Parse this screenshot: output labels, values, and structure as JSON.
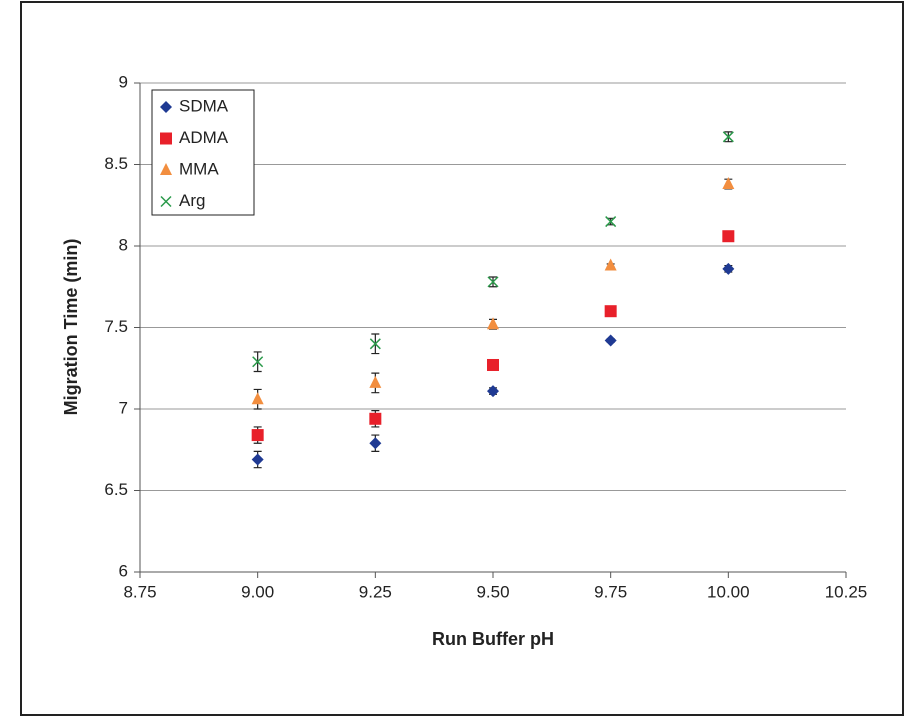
{
  "chart_data": {
    "type": "scatter",
    "x_label": "Run Buffer pH",
    "y_label": "Migration Time (min)",
    "x": [
      9.0,
      9.25,
      9.5,
      9.75,
      10.0
    ],
    "series": [
      {
        "name": "SDMA",
        "color": "#1f3a93",
        "marker": "diamond",
        "values": [
          6.69,
          6.79,
          7.11,
          7.42,
          7.86
        ],
        "errors": [
          0.05,
          0.05,
          0.02,
          0.01,
          0.02
        ]
      },
      {
        "name": "ADMA",
        "color": "#e8202a",
        "marker": "square",
        "values": [
          6.84,
          6.94,
          7.27,
          7.6,
          8.06
        ],
        "errors": [
          0.05,
          0.05,
          0.02,
          0.01,
          0.02
        ]
      },
      {
        "name": "MMA",
        "color": "#f28e3f",
        "marker": "triangle",
        "values": [
          7.06,
          7.16,
          7.52,
          7.88,
          8.38
        ],
        "errors": [
          0.06,
          0.06,
          0.03,
          0.01,
          0.03
        ]
      },
      {
        "name": "Arg",
        "color": "#2a9a4a",
        "marker": "x",
        "values": [
          7.29,
          7.4,
          7.78,
          8.15,
          8.67
        ],
        "errors": [
          0.06,
          0.06,
          0.03,
          0.02,
          0.03
        ]
      }
    ],
    "xlim": [
      8.75,
      10.25
    ],
    "xticks": [
      8.75,
      {
        "value": 9.0,
        "label": "9.00"
      },
      9.25,
      {
        "value": 9.5,
        "label": "9.50"
      },
      9.75,
      {
        "value": 10.0,
        "label": "10.00"
      },
      10.25
    ],
    "ylim": [
      6,
      9
    ],
    "yticks": [
      6,
      6.5,
      7,
      7.5,
      8,
      8.5,
      9
    ],
    "grid": true,
    "legend": "upper left"
  }
}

---

## EXERCISE DIRECTIONS
Copy out each line of the material that holds the word "name".

## COMPLETED EXERCISE
        "name": "SDMA",
        "name": "ADMA",
        "name": "MMA",
        "name": "Arg",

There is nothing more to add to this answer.